> [WORK TO BE COMPLETED]: Pick out every line of the entries below where "frac" occurs, and copy those lines.

##### EXERCISE INPUTS #####

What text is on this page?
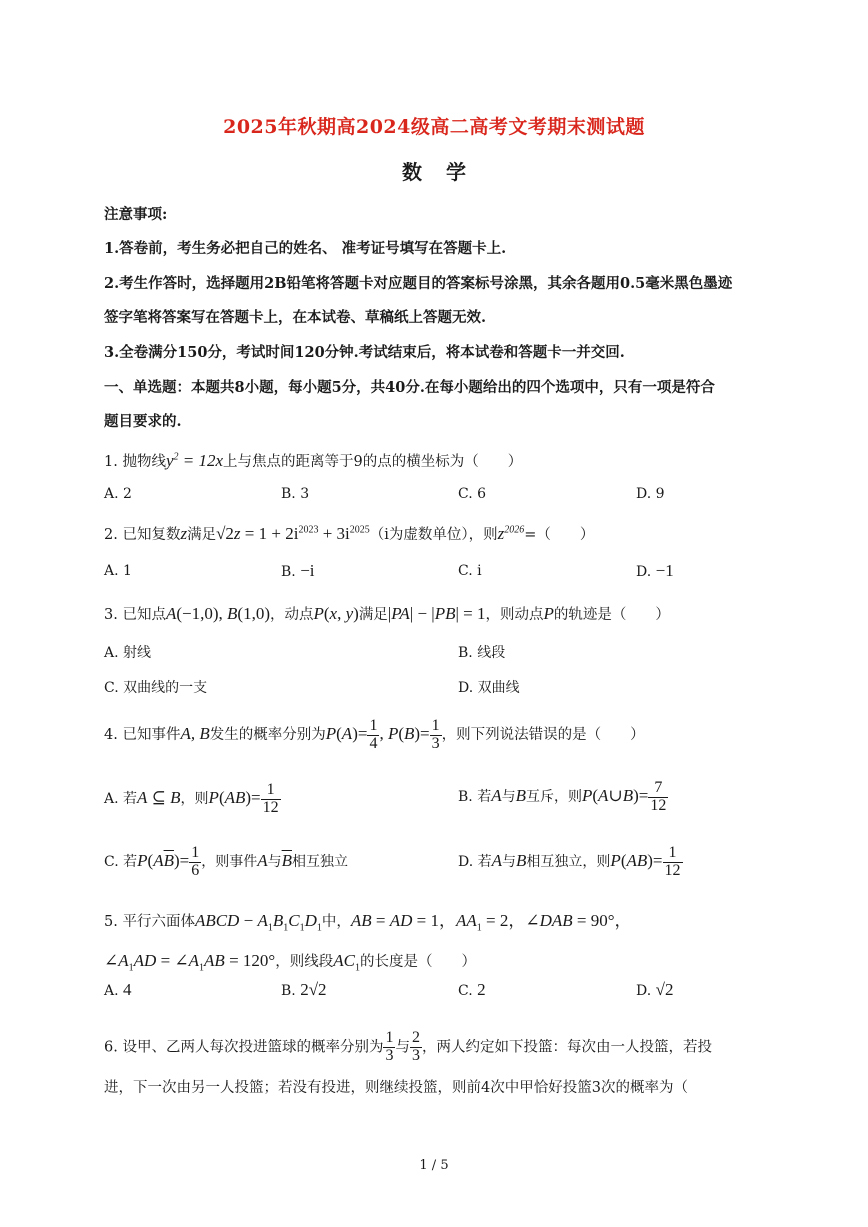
2025年秋期高2024级高二高考文考期末测试题
数学
注意事项:
1.答卷前，考生务必把自己的姓名、 准考证号填写在答题卡上.
2.考生作答时，选择题用2B铅笔将答题卡对应题目的答案标号涂黑，其余各题用0.5毫米黑色墨迹
签字笔将答案写在答题卡上，在本试卷、草稿纸上答题无效.
3.全卷满分150分，考试时间120分钟.考试结束后，将本试卷和答题卡一并交回.
一、单选题：本题共8小题，每小题5分，共40分.在每小题给出的四个选项中，只有一项是符合
题目要求的.
1. 抛物线$y^2 = 12x$上与焦点的距离等于9的点的横坐标为（　　）
A. 2	B. 3	C. 6	D. 9
2. 已知复数z满足$√2z = 1 + 2i^{2023} + 3i^{2025}(i$为虚数单位），则$z^{2026}=$（　　）
A. 1	B. −i	C. i	D. −1
3. 已知点A(−1,0), B(1,0)，动点P(x, y)满足|PA| − |PB| = 1，则动点P的轨迹是（　　）
A. 射线	B. 线段
C. 双曲线的一支	D. 双曲线
4. 已知事件A, B发生的概率分别为$P(A)= \frac{1}{4}$ , $P(B)= \frac{1}{3}$ ，则下列说法错误的是（　　）
A. 若A ⊆ B，则$P(AB)= \frac{1}{12}$	B. 若A与B互斥，则P(A∪B)= $\frac{7}{12}$
C. 若$P(A\overline{B})= \frac{1}{6}$ ，则事件A与$\overline{B}$相互独立	D. 若A与B相互独立，则$P(AB)= \frac{1}{12}$
5. 平行六面体ABCD − $A_1B_1C_1D_1$中，AB = AD = 1，$AA_1 = 2$，∠DAB = 90°，
$\angle A_1AD$ = $\angle A_1AB = 120^\circ$，则线段$AC_1$的长度是（　　）
A. 4	B. 2√2	C. 2	D. √2
6. 设甲、乙两人每次投进篮球的概率分别为 $\frac{1}{3}$ 与 $\frac{2}{3}$ ，两人约定如下投篮：每次由一人投篮，若投
进，下一次由另一人投篮；若没有投进，则继续投篮，则前4次中甲恰好投篮3次的概率为（
1 / 5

#####

> [RESULT OF THIS TASK]:
4. 已知事件A, B发生的概率分别为$P(A)= \frac{1}{4}$ , $P(B)= \frac{1}{3}$ ，则下列说法错误的是（　　）
A. 若A ⊆ B，则$P(AB)= \frac{1}{12}$	B. 若A与B互斥，则P(A∪B)= $\frac{7}{12}$
C. 若$P(A\overline{B})= \frac{1}{6}$ ，则事件A与$\overline{B}$相互独立	D. 若A与B相互独立，则$P(AB)= \frac{1}{12}$
6. 设甲、乙两人每次投进篮球的概率分别为 $\frac{1}{3}$ 与 $\frac{2}{3}$ ，两人约定如下投篮：每次由一人投篮，若投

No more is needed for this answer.